WHAT IS REQUIRED:
Report the count of lines containing the word "Archive" in these records, with no other text.

INFORMATION SUPPLIED:
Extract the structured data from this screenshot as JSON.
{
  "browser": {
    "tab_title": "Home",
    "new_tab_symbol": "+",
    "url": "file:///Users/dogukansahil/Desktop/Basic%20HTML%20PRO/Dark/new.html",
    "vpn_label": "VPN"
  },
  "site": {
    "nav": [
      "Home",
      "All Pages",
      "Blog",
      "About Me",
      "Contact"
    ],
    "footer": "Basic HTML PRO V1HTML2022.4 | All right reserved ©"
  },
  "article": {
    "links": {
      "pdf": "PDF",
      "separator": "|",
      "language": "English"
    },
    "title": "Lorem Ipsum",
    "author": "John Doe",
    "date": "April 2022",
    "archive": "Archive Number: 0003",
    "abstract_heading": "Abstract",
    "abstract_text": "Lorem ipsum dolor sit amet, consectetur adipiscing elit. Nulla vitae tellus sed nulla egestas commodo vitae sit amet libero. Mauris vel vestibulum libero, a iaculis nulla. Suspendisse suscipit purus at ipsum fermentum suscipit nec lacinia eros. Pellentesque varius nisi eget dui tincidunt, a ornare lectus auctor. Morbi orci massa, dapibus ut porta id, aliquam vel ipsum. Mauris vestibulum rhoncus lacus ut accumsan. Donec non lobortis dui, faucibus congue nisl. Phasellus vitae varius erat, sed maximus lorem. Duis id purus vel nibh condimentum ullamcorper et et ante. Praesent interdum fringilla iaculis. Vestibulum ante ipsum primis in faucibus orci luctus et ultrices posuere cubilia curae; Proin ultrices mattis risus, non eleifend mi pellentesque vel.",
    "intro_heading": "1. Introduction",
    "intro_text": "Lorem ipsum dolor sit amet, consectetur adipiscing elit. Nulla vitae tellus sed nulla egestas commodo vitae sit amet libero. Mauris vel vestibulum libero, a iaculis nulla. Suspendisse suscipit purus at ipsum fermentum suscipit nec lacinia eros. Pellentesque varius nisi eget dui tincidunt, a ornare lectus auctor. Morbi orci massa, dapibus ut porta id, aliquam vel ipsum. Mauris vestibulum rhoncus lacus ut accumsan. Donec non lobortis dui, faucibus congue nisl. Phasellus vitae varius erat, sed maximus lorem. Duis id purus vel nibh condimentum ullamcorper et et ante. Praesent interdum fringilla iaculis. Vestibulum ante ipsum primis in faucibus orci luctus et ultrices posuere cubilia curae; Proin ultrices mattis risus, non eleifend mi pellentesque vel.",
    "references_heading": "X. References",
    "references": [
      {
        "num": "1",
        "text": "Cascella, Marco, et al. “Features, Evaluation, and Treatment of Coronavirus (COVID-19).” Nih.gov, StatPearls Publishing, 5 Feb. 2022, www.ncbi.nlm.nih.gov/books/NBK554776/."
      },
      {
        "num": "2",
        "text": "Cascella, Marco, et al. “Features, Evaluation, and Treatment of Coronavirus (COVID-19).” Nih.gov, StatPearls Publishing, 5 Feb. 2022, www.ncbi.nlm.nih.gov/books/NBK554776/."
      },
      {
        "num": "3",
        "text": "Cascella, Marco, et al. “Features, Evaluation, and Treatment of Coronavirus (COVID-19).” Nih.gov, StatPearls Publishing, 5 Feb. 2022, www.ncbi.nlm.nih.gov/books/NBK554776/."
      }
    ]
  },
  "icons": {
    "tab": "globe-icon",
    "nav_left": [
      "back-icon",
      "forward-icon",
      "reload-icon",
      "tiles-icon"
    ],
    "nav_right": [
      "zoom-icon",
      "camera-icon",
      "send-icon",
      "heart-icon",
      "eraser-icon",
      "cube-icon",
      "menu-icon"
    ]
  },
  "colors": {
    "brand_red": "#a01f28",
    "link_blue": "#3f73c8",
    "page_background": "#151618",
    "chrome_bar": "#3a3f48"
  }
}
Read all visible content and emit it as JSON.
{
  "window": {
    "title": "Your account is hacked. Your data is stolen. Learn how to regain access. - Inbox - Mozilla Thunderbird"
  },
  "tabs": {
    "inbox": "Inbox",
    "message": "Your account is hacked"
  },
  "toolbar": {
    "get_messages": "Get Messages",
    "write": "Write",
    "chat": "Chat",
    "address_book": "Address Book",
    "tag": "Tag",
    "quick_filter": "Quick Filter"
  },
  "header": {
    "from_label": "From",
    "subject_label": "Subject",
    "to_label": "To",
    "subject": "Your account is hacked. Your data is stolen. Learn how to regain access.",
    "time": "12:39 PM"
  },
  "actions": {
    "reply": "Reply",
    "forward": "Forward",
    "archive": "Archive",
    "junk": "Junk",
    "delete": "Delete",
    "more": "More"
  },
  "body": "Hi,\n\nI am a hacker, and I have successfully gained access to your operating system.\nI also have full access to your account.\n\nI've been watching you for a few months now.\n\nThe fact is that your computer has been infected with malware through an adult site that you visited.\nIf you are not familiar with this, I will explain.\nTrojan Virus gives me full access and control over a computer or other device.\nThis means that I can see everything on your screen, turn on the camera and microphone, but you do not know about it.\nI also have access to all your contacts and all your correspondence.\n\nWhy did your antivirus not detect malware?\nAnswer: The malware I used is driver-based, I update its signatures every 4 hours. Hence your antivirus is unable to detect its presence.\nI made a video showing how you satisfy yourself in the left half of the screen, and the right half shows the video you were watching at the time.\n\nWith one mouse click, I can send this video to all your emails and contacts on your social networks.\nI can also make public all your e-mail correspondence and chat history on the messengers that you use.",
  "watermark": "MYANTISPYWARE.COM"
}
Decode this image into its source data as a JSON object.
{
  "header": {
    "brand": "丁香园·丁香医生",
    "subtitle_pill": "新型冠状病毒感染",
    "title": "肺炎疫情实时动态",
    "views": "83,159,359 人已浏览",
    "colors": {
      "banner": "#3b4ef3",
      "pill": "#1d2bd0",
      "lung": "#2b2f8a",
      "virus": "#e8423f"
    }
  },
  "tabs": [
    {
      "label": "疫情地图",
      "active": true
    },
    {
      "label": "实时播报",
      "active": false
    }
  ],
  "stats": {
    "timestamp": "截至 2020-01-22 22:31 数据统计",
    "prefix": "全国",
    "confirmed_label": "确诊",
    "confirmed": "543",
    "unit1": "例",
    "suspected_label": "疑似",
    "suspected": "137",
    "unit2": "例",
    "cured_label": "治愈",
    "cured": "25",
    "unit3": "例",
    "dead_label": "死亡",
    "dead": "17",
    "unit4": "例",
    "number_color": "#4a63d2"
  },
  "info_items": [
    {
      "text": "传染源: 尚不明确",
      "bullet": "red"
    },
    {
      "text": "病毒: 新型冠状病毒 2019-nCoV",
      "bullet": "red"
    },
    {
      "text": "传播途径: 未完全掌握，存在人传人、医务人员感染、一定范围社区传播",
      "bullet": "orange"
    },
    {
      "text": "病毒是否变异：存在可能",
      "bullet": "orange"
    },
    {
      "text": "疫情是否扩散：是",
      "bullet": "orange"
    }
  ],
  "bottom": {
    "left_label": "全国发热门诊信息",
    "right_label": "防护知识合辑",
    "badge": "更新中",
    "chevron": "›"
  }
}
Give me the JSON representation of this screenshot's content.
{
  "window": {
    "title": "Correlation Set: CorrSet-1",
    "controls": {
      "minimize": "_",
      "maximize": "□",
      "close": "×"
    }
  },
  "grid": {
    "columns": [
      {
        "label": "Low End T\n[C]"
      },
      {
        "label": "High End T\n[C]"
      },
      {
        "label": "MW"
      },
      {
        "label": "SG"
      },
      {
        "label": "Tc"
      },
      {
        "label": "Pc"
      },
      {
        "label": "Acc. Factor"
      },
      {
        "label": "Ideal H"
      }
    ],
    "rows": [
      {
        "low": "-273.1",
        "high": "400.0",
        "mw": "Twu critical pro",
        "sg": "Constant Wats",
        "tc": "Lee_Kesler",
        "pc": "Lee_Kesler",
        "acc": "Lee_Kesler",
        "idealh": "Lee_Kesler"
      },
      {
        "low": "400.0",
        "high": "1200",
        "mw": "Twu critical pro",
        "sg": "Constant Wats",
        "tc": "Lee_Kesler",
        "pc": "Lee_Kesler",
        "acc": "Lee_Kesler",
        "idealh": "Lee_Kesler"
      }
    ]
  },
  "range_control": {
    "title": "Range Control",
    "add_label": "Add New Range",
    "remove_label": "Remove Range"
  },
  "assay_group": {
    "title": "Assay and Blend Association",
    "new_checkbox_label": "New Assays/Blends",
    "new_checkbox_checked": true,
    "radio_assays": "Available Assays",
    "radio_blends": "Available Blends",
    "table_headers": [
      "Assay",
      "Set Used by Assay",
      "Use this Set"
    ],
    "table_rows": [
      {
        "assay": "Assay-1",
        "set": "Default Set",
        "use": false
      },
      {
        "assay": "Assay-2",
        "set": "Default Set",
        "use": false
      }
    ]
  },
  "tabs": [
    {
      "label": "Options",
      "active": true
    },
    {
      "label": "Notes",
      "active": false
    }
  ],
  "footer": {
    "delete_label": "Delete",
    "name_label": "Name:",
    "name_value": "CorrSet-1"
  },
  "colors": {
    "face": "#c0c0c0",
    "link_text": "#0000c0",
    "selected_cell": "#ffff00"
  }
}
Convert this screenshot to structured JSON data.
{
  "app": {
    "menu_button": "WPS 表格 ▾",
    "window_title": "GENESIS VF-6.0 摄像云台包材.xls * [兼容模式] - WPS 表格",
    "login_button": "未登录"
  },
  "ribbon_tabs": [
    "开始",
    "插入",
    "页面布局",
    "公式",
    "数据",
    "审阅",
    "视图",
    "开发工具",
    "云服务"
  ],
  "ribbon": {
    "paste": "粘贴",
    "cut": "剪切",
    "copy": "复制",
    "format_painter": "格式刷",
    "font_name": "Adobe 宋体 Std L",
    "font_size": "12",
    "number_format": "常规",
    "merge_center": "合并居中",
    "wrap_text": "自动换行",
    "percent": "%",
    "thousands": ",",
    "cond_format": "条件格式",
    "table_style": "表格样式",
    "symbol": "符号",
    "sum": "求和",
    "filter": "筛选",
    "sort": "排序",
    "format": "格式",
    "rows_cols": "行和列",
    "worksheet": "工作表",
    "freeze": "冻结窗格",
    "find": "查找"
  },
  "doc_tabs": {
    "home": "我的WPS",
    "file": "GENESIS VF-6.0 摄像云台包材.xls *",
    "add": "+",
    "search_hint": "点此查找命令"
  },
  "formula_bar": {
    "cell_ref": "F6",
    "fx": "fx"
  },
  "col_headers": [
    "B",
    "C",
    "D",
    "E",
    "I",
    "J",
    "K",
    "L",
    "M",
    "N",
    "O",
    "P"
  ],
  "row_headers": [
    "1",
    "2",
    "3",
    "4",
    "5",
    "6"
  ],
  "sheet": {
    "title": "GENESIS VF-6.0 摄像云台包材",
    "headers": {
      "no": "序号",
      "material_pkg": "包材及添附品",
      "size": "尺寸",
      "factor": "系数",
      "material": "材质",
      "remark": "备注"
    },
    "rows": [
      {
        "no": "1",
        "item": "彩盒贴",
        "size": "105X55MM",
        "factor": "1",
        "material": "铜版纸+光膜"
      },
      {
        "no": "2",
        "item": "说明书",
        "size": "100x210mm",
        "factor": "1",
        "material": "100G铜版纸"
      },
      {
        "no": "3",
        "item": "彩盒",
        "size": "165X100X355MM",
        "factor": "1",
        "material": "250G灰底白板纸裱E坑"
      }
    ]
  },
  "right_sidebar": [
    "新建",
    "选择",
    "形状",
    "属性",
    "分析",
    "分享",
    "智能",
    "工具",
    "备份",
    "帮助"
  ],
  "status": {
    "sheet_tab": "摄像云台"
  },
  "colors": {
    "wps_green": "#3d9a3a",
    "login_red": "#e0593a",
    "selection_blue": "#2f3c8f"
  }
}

ANSWER SECTION:
2